* [WRITTEN INSTRUCTION]: Write out the material again word for word, dropping any images it holds.

* [MATERIAL SUPPLIED]:
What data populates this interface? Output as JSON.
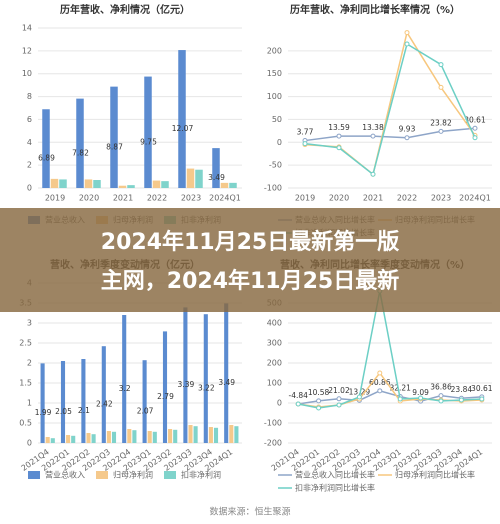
{
  "banner": {
    "lines": [
      "2024年11月25日最新第一版",
      "主网，2024年11月25日最新"
    ]
  },
  "footer": "数据来源：恒生聚源",
  "chart_data": [
    {
      "type": "bar",
      "title": "历年营收、净利情况（亿元）",
      "categories": [
        "2019",
        "2020",
        "2021",
        "2022",
        "2023",
        "2024Q1"
      ],
      "ylim": [
        0,
        14
      ],
      "yticks": [
        0,
        2,
        4,
        6,
        8,
        10,
        12,
        14
      ],
      "grid": true,
      "series": [
        {
          "name": "营业总收入",
          "color": "#5b8bd0",
          "show_values": true,
          "values": [
            6.89,
            7.82,
            8.87,
            9.75,
            12.07,
            3.49
          ]
        },
        {
          "name": "归母净利润",
          "color": "#f5c98c",
          "values": [
            0.8,
            0.75,
            0.2,
            0.65,
            1.7,
            0.45
          ]
        },
        {
          "name": "扣非净利润",
          "color": "#7fd3cb",
          "values": [
            0.75,
            0.7,
            0.25,
            0.6,
            1.6,
            0.45
          ]
        }
      ]
    },
    {
      "type": "line",
      "title": "历年营收、净利同比增长率情况（%）",
      "categories": [
        "2019",
        "2020",
        "2021",
        "2022",
        "2023",
        "2024Q1"
      ],
      "ylim": [
        -100,
        250
      ],
      "yticks": [
        -100,
        -50,
        0,
        50,
        100,
        150,
        200
      ],
      "grid": true,
      "series": [
        {
          "name": "营业总收入同比增长率",
          "color": "#8ea5c8",
          "show_values": true,
          "values": [
            3.77,
            13.59,
            13.38,
            9.93,
            23.82,
            30.61
          ]
        },
        {
          "name": "归母净利润同比增长率",
          "color": "#f7c77e",
          "values": [
            -5,
            -10,
            -70,
            240,
            120,
            15
          ]
        },
        {
          "name": "扣非净利润同比增长率",
          "color": "#6ccfc5",
          "values": [
            -3,
            -12,
            -70,
            215,
            170,
            10
          ]
        }
      ]
    },
    {
      "type": "bar",
      "title": "营收、净利季度变动情况（亿元）",
      "categories": [
        "2021Q4",
        "2022Q1",
        "2022Q2",
        "2022Q3",
        "2022Q4",
        "2023Q1",
        "2023Q2",
        "2023Q3",
        "2023Q4",
        "2024Q1"
      ],
      "ylim": [
        0,
        4
      ],
      "yticks": [
        0,
        0.5,
        1,
        1.5,
        2,
        2.5,
        3,
        3.5,
        4
      ],
      "grid": true,
      "series": [
        {
          "name": "营业总收入",
          "color": "#5b8bd0",
          "show_values": true,
          "values": [
            1.99,
            2.05,
            2.1,
            2.42,
            3.2,
            2.07,
            2.79,
            3.39,
            3.22,
            3.49
          ]
        },
        {
          "name": "归母净利润",
          "color": "#f5c98c",
          "values": [
            0.15,
            0.2,
            0.25,
            0.3,
            0.35,
            0.3,
            0.35,
            0.45,
            0.4,
            0.45
          ]
        },
        {
          "name": "扣非净利润",
          "color": "#7fd3cb",
          "values": [
            0.12,
            0.18,
            0.22,
            0.28,
            0.32,
            0.28,
            0.33,
            0.42,
            0.38,
            0.42
          ]
        }
      ]
    },
    {
      "type": "line",
      "title": "营收、净利同比增长率季度变动情况（%）",
      "categories": [
        "2021Q4",
        "2022Q1",
        "2022Q2",
        "2022Q3",
        "2022Q4",
        "2023Q1",
        "2023Q2",
        "2023Q3",
        "2023Q4",
        "2024Q1"
      ],
      "ylim": [
        -200,
        600
      ],
      "yticks": [
        -200,
        -100,
        0,
        100,
        200,
        300,
        400,
        500
      ],
      "grid": true,
      "series": [
        {
          "name": "营业总收入同比增长率",
          "color": "#8ea5c8",
          "show_values": true,
          "values": [
            -4.84,
            10.58,
            21.02,
            13.29,
            60.86,
            32.21,
            9.09,
            36.86,
            23.84,
            30.61
          ]
        },
        {
          "name": "归母净利润同比增长率",
          "color": "#f7c77e",
          "values": [
            -5,
            -20,
            -10,
            20,
            150,
            10,
            20,
            15,
            10,
            15
          ]
        },
        {
          "name": "扣非净利润同比增长率",
          "color": "#6ccfc5",
          "values": [
            -5,
            -25,
            -10,
            30,
            560,
            20,
            25,
            10,
            15,
            20
          ]
        }
      ]
    }
  ]
}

* [THE RESPONSE]:
What data populates this interface? Output as JSON.
{
  "banner": {
    "lines": [
      "2024年11月25日最新第一版",
      "主网，2024年11月25日最新"
    ]
  },
  "footer": "数据来源：恒生聚源",
  "chart_data": [
    {
      "type": "bar",
      "title": "历年营收、净利情况（亿元）",
      "categories": [
        "2019",
        "2020",
        "2021",
        "2022",
        "2023",
        "2024Q1"
      ],
      "ylim": [
        0,
        14
      ],
      "yticks": [
        0,
        2,
        4,
        6,
        8,
        10,
        12,
        14
      ],
      "grid": true,
      "series": [
        {
          "name": "营业总收入",
          "color": "#5b8bd0",
          "show_values": true,
          "values": [
            6.89,
            7.82,
            8.87,
            9.75,
            12.07,
            3.49
          ]
        },
        {
          "name": "归母净利润",
          "color": "#f5c98c",
          "values": [
            0.8,
            0.75,
            0.2,
            0.65,
            1.7,
            0.45
          ]
        },
        {
          "name": "扣非净利润",
          "color": "#7fd3cb",
          "values": [
            0.75,
            0.7,
            0.25,
            0.6,
            1.6,
            0.45
          ]
        }
      ]
    },
    {
      "type": "line",
      "title": "历年营收、净利同比增长率情况（%）",
      "categories": [
        "2019",
        "2020",
        "2021",
        "2022",
        "2023",
        "2024Q1"
      ],
      "ylim": [
        -100,
        250
      ],
      "yticks": [
        -100,
        -50,
        0,
        50,
        100,
        150,
        200
      ],
      "grid": true,
      "series": [
        {
          "name": "营业总收入同比增长率",
          "color": "#8ea5c8",
          "show_values": true,
          "values": [
            3.77,
            13.59,
            13.38,
            9.93,
            23.82,
            30.61
          ]
        },
        {
          "name": "归母净利润同比增长率",
          "color": "#f7c77e",
          "values": [
            -5,
            -10,
            -70,
            240,
            120,
            15
          ]
        },
        {
          "name": "扣非净利润同比增长率",
          "color": "#6ccfc5",
          "values": [
            -3,
            -12,
            -70,
            215,
            170,
            10
          ]
        }
      ]
    },
    {
      "type": "bar",
      "title": "营收、净利季度变动情况（亿元）",
      "categories": [
        "2021Q4",
        "2022Q1",
        "2022Q2",
        "2022Q3",
        "2022Q4",
        "2023Q1",
        "2023Q2",
        "2023Q3",
        "2023Q4",
        "2024Q1"
      ],
      "ylim": [
        0,
        4
      ],
      "yticks": [
        0,
        0.5,
        1,
        1.5,
        2,
        2.5,
        3,
        3.5,
        4
      ],
      "grid": true,
      "series": [
        {
          "name": "营业总收入",
          "color": "#5b8bd0",
          "show_values": true,
          "values": [
            1.99,
            2.05,
            2.1,
            2.42,
            3.2,
            2.07,
            2.79,
            3.39,
            3.22,
            3.49
          ]
        },
        {
          "name": "归母净利润",
          "color": "#f5c98c",
          "values": [
            0.15,
            0.2,
            0.25,
            0.3,
            0.35,
            0.3,
            0.35,
            0.45,
            0.4,
            0.45
          ]
        },
        {
          "name": "扣非净利润",
          "color": "#7fd3cb",
          "values": [
            0.12,
            0.18,
            0.22,
            0.28,
            0.32,
            0.28,
            0.33,
            0.42,
            0.38,
            0.42
          ]
        }
      ]
    },
    {
      "type": "line",
      "title": "营收、净利同比增长率季度变动情况（%）",
      "categories": [
        "2021Q4",
        "2022Q1",
        "2022Q2",
        "2022Q3",
        "2022Q4",
        "2023Q1",
        "2023Q2",
        "2023Q3",
        "2023Q4",
        "2024Q1"
      ],
      "ylim": [
        -200,
        600
      ],
      "yticks": [
        -200,
        -100,
        0,
        100,
        200,
        300,
        400,
        500
      ],
      "grid": true,
      "series": [
        {
          "name": "营业总收入同比增长率",
          "color": "#8ea5c8",
          "show_values": true,
          "values": [
            -4.84,
            10.58,
            21.02,
            13.29,
            60.86,
            32.21,
            9.09,
            36.86,
            23.84,
            30.61
          ]
        },
        {
          "name": "归母净利润同比增长率",
          "color": "#f7c77e",
          "values": [
            -5,
            -20,
            -10,
            20,
            150,
            10,
            20,
            15,
            10,
            15
          ]
        },
        {
          "name": "扣非净利润同比增长率",
          "color": "#6ccfc5",
          "values": [
            -5,
            -25,
            -10,
            30,
            560,
            20,
            25,
            10,
            15,
            20
          ]
        }
      ]
    }
  ]
}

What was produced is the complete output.